Reading passage:
----
A Study to Compare the Macitentan-tadalafil Fixed Dose Combination Tablet Relative to the Concomitant Administration of the Reference Tablets of Macitentan and Tadalafil in Healthy Subjects

Key Inclusion Criteria: * Signed informed consent * Male and female subjects aged between 18 and 55 years (inclusive) at screening * Healthy on the basis of the physical examination, vital signs, 12-lead ECG, and laboratory tests performed at screening * Women must have a negative serum pregnancy test at screening and a negative urine pregnancy test on Day-1 or must be of non-childbearing potential. * Body mass index (BMI) of 18.0 to 30.0 kg/m2 (inclusive) at screening * Systolic blood pressure 100-145 mmHg, diastolic blood pressure 50-90 mmHg, and pulse rate 45-90 bpm (inclusive) Key Exclusion Criteria: * Known hypersensitivity to any active substance or drugs of the same class, or any excipients of the drug formulation(s) * History or clinical evidence of any disease and/or existence of any surgical or medical condition, which might interfere with the absorption, distribution, metabolism or excretion of the study treatment(s) * Values of hepatic aminotransferase (alanine aminotransferase \[ALT\] and/or aspartate aminotransferase \[AST\]) \> 3 X upper limit of normal at screening * Loss of vision in one eye because of non-arteritic anterior ischemic optic neuropathy * Known hereditary degenerative retinal disorders, including retinitis pigmentosa * Priapism and anatomical deformation of the penis * Previous history of fainting, collapse, syncope, orthostatic hypotension, or vasovagal reactions * Treatment with another investigational drug within 3 months prior to screening or participation in more than 4 investigational drug studies within 1 year prior to screening * Excessive caffeine consumption, defined as \> or = 800 mg per day at screening. * Nicotine intake (e.g., smoking, nicotine patch, nicotine chewing gum, or electronic cigarettes) within 3 months prior to screening and inability to refrain from nicotine intake from screening until end-of-study (EOS; washout period included) * Previous treatment with any prescribed medications (including vaccines) or over the counter (OTC) medications within 3 weeks prior to first study treatment administration. * Any circumstances or conditions, which, in the opinion of the investigator, may affect full participation in the study or compliance with the protocol.
----
Work order: Translate this sentence from the study eligibility criteria into Spanish: "Women must have a negative serum pregnancy test at screening and a negative urine pregnancy test on Day-1 or must be of non-childbearing potential."

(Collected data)
----
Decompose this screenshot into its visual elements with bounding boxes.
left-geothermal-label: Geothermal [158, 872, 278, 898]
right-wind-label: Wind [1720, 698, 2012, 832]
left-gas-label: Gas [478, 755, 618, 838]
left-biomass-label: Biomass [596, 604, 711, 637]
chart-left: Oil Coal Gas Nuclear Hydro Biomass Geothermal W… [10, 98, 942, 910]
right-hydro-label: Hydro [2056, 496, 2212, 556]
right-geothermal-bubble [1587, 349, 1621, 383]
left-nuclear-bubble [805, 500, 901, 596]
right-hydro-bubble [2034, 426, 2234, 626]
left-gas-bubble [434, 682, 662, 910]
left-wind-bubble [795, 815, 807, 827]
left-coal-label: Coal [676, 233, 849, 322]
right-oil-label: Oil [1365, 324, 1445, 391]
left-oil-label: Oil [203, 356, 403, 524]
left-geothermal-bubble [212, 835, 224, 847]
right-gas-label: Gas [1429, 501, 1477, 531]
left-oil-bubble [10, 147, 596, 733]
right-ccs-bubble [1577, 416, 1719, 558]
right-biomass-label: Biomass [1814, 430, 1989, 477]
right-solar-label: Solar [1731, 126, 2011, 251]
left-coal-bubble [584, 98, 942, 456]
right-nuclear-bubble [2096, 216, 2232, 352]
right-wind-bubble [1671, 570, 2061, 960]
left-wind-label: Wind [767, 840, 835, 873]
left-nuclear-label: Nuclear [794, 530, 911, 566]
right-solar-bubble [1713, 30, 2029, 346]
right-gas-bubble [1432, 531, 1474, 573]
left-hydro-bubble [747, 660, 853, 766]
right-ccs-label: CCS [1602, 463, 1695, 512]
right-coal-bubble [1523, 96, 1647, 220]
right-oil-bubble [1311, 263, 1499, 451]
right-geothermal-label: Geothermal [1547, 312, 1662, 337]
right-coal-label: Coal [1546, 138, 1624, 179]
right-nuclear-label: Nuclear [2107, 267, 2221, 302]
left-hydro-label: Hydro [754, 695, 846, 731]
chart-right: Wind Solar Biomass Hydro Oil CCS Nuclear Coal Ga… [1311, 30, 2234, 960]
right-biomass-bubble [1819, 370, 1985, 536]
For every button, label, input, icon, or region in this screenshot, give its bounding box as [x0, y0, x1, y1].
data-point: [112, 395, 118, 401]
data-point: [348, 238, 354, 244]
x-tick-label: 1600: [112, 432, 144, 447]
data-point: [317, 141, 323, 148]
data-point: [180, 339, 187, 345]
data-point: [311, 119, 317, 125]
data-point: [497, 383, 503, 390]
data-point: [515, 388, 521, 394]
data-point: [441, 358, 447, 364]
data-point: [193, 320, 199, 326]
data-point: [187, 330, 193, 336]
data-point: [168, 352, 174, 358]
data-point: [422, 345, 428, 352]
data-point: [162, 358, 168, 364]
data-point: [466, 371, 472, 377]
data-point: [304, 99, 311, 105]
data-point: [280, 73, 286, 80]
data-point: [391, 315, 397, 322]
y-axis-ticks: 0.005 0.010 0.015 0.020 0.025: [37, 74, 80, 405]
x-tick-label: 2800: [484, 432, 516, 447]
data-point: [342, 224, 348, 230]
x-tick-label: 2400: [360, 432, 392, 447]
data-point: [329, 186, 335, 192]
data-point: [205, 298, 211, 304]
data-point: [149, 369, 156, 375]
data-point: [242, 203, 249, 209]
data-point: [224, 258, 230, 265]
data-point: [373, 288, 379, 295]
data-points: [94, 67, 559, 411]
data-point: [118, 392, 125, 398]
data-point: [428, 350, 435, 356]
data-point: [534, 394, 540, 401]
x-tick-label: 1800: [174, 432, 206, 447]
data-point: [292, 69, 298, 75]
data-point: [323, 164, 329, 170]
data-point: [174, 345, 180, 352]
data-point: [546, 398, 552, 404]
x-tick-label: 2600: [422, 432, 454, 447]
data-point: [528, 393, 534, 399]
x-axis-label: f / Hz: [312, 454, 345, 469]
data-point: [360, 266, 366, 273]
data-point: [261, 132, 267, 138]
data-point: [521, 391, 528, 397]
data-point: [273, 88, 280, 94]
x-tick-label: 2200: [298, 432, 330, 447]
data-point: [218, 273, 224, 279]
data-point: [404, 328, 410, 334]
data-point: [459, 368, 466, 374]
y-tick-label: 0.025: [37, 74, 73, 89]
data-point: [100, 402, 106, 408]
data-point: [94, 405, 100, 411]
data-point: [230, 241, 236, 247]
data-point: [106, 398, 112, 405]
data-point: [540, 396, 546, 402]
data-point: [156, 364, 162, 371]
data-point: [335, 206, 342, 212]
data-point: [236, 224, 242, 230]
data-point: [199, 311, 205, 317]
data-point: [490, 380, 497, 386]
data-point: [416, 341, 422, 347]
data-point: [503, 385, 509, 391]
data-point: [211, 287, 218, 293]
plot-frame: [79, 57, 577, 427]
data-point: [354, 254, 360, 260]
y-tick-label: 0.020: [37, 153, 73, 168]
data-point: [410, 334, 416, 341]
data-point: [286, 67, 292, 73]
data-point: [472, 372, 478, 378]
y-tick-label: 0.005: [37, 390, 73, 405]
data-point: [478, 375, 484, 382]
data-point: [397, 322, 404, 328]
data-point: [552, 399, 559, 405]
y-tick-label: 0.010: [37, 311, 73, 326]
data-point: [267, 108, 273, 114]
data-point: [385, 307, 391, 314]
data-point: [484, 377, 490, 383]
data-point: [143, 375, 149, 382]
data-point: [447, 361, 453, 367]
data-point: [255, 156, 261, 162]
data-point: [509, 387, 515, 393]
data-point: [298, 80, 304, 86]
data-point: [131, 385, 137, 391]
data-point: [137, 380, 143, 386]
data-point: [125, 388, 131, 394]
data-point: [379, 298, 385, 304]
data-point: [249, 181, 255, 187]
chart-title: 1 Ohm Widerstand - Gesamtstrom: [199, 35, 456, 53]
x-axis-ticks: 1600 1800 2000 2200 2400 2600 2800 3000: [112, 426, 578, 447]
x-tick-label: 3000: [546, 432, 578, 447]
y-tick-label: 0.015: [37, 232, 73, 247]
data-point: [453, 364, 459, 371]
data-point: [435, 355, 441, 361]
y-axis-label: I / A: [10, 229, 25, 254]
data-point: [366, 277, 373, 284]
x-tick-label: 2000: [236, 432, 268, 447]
----
Result below: Las mujeres deben tener una prueba de embarazo en suero negativa en la selección y una prueba de embarazo en orina negativa el Día -1, o no deben tener capacidad de procrear.